PROBLEM TO WORK ON ▸
Return all lines below containing the word "JSON".

Items listed in a dataset ▸
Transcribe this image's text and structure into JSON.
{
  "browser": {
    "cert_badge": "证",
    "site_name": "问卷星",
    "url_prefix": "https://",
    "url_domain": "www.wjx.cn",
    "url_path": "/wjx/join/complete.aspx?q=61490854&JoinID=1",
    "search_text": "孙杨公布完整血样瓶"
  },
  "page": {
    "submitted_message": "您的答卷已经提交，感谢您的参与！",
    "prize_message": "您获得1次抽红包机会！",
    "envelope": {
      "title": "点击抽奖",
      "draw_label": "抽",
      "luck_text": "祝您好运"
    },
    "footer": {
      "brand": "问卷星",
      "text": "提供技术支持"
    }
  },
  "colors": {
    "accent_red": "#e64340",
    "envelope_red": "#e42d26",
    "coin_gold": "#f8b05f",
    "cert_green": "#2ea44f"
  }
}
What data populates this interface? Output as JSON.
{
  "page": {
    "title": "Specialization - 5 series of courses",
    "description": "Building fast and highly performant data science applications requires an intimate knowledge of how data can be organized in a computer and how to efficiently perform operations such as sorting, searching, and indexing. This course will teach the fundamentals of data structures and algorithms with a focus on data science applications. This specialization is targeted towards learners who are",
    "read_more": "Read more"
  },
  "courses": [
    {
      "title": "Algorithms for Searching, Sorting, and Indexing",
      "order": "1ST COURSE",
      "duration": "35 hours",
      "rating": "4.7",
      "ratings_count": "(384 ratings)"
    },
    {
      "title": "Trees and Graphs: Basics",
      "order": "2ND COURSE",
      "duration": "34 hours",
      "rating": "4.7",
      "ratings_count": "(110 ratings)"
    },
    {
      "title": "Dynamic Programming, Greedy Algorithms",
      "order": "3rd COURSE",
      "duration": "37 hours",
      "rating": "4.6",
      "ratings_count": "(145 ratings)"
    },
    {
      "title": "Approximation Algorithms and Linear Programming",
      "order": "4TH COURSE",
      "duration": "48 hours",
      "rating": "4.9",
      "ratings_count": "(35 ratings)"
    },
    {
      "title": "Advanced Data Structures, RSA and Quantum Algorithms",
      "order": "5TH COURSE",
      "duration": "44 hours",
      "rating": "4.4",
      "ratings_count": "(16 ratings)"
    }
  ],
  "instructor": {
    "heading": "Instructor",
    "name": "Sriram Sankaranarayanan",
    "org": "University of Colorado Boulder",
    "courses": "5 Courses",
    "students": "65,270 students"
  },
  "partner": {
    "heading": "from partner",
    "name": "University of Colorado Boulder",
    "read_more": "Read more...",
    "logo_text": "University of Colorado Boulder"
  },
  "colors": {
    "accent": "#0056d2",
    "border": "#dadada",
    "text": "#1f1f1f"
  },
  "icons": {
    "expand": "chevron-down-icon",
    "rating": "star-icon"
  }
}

SOLVED EXERCISE ▸
Transcribe this image's text and structure into JSON.
What data populates this interface? Output as JSON.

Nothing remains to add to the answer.